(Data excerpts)
==============================

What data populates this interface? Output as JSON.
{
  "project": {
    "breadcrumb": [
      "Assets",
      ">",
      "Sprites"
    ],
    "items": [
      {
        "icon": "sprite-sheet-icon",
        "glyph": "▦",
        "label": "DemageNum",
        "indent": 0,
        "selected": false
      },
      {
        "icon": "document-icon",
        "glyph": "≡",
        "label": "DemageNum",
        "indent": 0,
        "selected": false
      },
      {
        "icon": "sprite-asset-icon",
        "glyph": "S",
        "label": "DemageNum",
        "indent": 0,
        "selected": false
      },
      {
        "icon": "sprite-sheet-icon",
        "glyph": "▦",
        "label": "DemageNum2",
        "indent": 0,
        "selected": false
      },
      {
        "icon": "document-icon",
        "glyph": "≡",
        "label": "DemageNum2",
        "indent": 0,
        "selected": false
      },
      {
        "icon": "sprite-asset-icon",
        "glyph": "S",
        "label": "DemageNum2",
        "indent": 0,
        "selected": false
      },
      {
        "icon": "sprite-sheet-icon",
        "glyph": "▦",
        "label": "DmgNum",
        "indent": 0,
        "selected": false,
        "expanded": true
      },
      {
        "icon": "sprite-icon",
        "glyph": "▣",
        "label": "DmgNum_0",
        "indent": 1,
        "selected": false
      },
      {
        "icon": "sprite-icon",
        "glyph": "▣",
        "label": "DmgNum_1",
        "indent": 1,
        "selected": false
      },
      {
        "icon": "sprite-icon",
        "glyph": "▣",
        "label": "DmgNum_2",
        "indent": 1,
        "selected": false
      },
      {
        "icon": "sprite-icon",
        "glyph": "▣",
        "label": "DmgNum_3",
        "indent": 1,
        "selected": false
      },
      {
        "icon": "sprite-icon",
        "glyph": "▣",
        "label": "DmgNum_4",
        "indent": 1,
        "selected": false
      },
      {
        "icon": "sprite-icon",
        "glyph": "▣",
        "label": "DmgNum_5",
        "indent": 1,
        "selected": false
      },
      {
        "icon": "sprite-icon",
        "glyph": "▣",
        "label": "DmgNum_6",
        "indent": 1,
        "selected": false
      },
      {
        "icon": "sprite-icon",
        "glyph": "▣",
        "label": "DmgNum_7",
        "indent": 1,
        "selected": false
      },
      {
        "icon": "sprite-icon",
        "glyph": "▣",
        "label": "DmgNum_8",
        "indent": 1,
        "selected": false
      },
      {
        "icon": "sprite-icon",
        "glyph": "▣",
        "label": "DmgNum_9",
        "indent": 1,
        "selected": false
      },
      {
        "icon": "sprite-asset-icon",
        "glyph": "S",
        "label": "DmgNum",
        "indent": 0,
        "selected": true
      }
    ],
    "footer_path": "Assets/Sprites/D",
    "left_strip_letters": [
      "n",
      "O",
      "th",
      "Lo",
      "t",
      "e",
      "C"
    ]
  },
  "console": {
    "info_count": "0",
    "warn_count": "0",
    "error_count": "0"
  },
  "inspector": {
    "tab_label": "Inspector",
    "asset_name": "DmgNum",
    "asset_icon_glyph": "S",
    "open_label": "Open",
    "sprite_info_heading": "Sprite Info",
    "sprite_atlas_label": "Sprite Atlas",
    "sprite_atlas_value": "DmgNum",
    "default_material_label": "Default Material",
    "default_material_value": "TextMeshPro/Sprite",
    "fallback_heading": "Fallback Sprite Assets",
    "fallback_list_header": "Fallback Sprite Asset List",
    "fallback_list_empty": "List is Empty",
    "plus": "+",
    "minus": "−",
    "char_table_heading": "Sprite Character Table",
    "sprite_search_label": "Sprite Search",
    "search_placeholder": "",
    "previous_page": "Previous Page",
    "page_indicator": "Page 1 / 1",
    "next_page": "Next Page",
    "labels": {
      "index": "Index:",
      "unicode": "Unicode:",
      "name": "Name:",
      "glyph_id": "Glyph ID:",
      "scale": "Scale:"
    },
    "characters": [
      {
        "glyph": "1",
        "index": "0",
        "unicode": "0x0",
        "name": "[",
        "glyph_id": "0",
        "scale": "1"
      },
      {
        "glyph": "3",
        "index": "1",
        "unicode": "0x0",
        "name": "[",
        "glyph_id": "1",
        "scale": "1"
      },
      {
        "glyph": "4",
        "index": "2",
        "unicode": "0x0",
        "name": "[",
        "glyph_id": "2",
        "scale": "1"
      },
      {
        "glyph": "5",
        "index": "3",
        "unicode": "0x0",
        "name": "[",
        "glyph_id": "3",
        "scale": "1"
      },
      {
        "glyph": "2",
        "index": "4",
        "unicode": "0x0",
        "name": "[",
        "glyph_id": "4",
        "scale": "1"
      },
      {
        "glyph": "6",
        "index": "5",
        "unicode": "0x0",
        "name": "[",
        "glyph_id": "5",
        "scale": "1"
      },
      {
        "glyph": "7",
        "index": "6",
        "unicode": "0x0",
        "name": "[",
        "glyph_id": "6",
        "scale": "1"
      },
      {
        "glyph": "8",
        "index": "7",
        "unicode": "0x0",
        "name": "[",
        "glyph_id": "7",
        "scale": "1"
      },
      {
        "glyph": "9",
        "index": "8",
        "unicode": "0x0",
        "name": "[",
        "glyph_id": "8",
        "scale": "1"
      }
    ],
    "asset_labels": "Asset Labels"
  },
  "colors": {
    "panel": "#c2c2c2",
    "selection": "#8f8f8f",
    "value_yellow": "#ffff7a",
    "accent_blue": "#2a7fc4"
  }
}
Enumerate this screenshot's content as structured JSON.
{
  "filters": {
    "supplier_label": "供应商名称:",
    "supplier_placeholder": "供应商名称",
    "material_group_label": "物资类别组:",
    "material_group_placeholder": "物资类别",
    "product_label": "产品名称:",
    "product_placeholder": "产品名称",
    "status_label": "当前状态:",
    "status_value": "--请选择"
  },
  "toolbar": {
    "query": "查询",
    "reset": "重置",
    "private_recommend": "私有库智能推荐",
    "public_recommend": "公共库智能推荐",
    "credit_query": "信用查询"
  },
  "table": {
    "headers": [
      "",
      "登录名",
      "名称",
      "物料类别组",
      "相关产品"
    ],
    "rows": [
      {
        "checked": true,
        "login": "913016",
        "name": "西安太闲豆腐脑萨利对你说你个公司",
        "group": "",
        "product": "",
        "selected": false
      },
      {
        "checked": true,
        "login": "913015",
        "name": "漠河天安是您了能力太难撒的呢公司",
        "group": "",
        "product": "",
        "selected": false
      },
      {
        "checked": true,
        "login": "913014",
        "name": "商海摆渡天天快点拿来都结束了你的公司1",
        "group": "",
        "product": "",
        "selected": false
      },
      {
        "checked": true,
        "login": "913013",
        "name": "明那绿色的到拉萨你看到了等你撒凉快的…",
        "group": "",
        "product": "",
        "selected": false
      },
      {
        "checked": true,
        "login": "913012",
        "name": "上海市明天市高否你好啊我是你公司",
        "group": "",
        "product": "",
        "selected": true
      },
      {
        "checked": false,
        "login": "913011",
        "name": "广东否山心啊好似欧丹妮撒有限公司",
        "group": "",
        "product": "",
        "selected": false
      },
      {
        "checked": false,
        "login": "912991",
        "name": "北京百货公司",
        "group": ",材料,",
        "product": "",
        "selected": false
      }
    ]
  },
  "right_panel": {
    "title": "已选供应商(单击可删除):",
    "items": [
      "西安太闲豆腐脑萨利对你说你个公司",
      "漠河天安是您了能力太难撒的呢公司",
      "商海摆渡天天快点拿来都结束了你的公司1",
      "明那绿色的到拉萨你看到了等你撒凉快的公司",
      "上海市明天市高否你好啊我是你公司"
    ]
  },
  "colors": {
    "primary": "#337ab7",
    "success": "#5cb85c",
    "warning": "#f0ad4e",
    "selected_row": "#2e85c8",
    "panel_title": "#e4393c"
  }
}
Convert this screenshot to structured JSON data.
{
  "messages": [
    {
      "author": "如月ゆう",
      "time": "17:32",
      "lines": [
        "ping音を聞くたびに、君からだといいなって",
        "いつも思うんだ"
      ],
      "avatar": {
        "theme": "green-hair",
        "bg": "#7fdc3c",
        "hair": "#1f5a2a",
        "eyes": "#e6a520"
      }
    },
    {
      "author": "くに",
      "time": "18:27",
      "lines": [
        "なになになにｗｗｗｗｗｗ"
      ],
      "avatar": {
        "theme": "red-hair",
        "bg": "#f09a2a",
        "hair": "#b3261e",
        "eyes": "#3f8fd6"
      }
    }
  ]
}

==============================

• Your objective: Return all the lines that contain the string "JSON".

• Response to this exercise:
What data populates this interface? Output as JSON.
Enumerate this screenshot's content as structured JSON.
Convert this screenshot to structured JSON data.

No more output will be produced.